*Goal of the exercise*. Identify every line in the records below that contains the word "JSON", and reproduce each one.

-- -- --

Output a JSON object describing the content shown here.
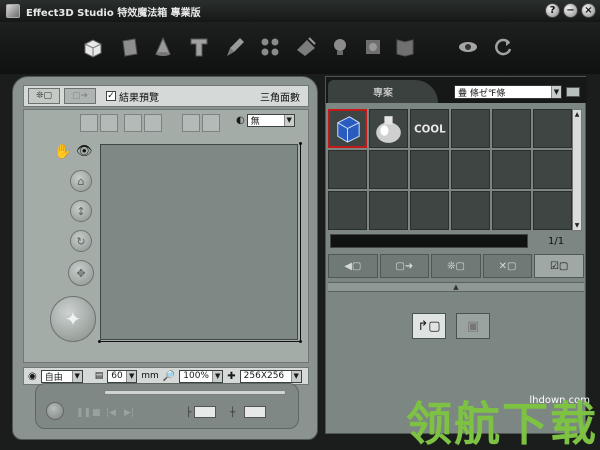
{
  "window": {
    "title": "Effect3D Studio 特效魔法箱 專業版",
    "help_label": "?",
    "minimize_label": "−",
    "close_label": "×"
  },
  "toolbar": {
    "icons": [
      "cube-open-icon",
      "panel-icon",
      "cone-icon",
      "text-3d-icon",
      "paint-brush-icon",
      "dots-icon",
      "tools-icon",
      "bulb-icon",
      "gear-box-icon",
      "book-icon",
      "eye-tool-icon",
      "refresh-icon"
    ]
  },
  "left_panel": {
    "preview_checkbox_label": "結果預覽",
    "preview_checked": true,
    "polygon_label": "三角面數",
    "shading_select": "無",
    "render_mode_select": "自由",
    "size_value": "60",
    "size_unit": "mm",
    "zoom_value": "100%",
    "resolution_value": "256X256"
  },
  "right_panel": {
    "tab_label": "專案",
    "category_select": "疊  條ゼ℉條",
    "page_indicator": "1/1",
    "thumbnails": [
      "blue-cube-thumbnail",
      "silver-vase-thumbnail",
      "cool-text-thumbnail"
    ]
  },
  "watermark": {
    "text": "领航下载",
    "url": "lhdown.com"
  },
  "colors": {
    "panel_gray": "#8a938f",
    "dark_bg": "#1a1d1c",
    "selection_red": "#c21a1a",
    "watermark_green": "#7dc243"
  }
}
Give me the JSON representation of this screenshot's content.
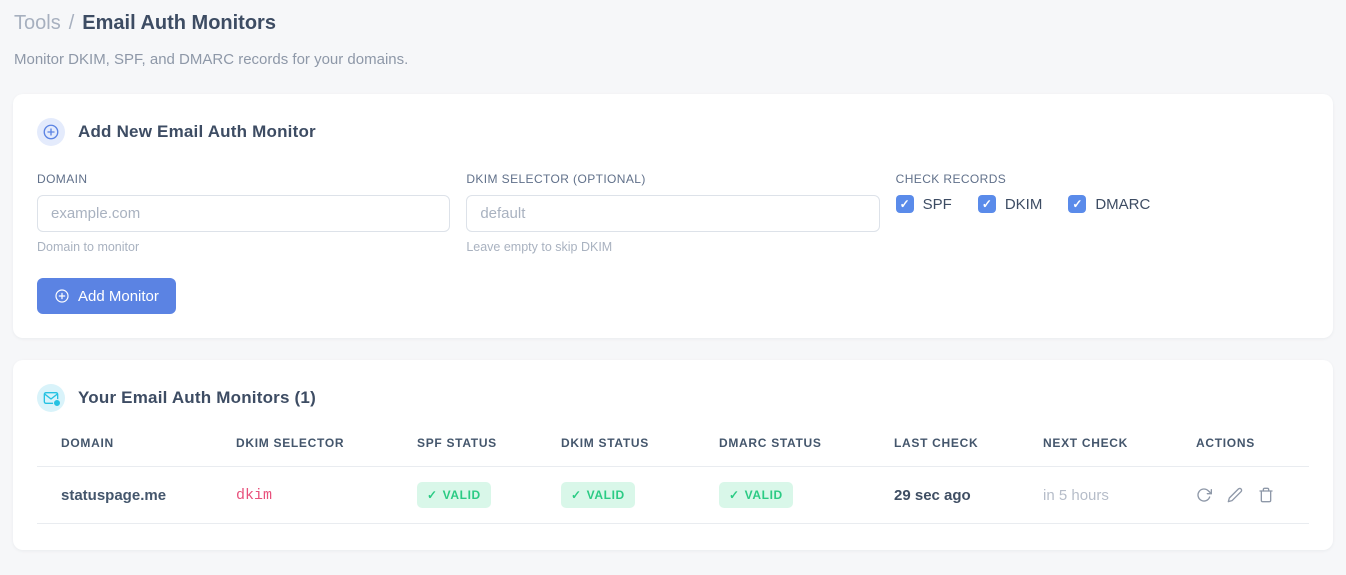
{
  "page": {
    "breadcrumb": {
      "section": "Tools",
      "separator": "/",
      "current": "Email Auth Monitors"
    },
    "subtitle": "Monitor DKIM, SPF, and DMARC records for your domains."
  },
  "add_card": {
    "title": "Add New Email Auth Monitor",
    "fields": {
      "domain": {
        "label": "DOMAIN",
        "placeholder": "example.com",
        "value": "",
        "helper": "Domain to monitor"
      },
      "dkim_selector": {
        "label": "DKIM SELECTOR (OPTIONAL)",
        "placeholder": "default",
        "value": "",
        "helper": "Leave empty to skip DKIM"
      }
    },
    "check_records": {
      "label": "CHECK RECORDS",
      "check_glyph": "✓",
      "options": [
        {
          "label": "SPF",
          "checked": true
        },
        {
          "label": "DKIM",
          "checked": true
        },
        {
          "label": "DMARC",
          "checked": true
        }
      ]
    },
    "submit_label": "Add Monitor"
  },
  "monitors_card": {
    "title": "Your Email Auth Monitors (1)",
    "check_glyph": "✓",
    "table": {
      "headers": [
        "DOMAIN",
        "DKIM SELECTOR",
        "SPF STATUS",
        "DKIM STATUS",
        "DMARC STATUS",
        "LAST CHECK",
        "NEXT CHECK",
        "ACTIONS"
      ],
      "rows": [
        {
          "domain": "statuspage.me",
          "dkim_selector": "dkim",
          "spf_status": "VALID",
          "dkim_status": "VALID",
          "dmarc_status": "VALID",
          "last_check": "29 sec ago",
          "next_check": "in 5 hours"
        }
      ]
    }
  },
  "icons": {
    "add_header": "plus-circle-icon",
    "monitors_header": "envelope-check-icon",
    "button": "plus-circle-icon",
    "row_actions": [
      "refresh-icon",
      "edit-pencil-icon",
      "trash-icon"
    ]
  },
  "colors": {
    "accent_blue": "#5b83e3",
    "checkbox_blue": "#5a8bea",
    "icon_cyan": "#26c2e2",
    "badge_bg": "#d9f7e9",
    "badge_text": "#2bcb84",
    "code_pink": "#e8517c",
    "page_bg": "#f6f7f9"
  }
}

-- -- --

*Solved problem*.
Output a JSON object describing the content shown here.
Give me the JSON representation of this screenshot's content.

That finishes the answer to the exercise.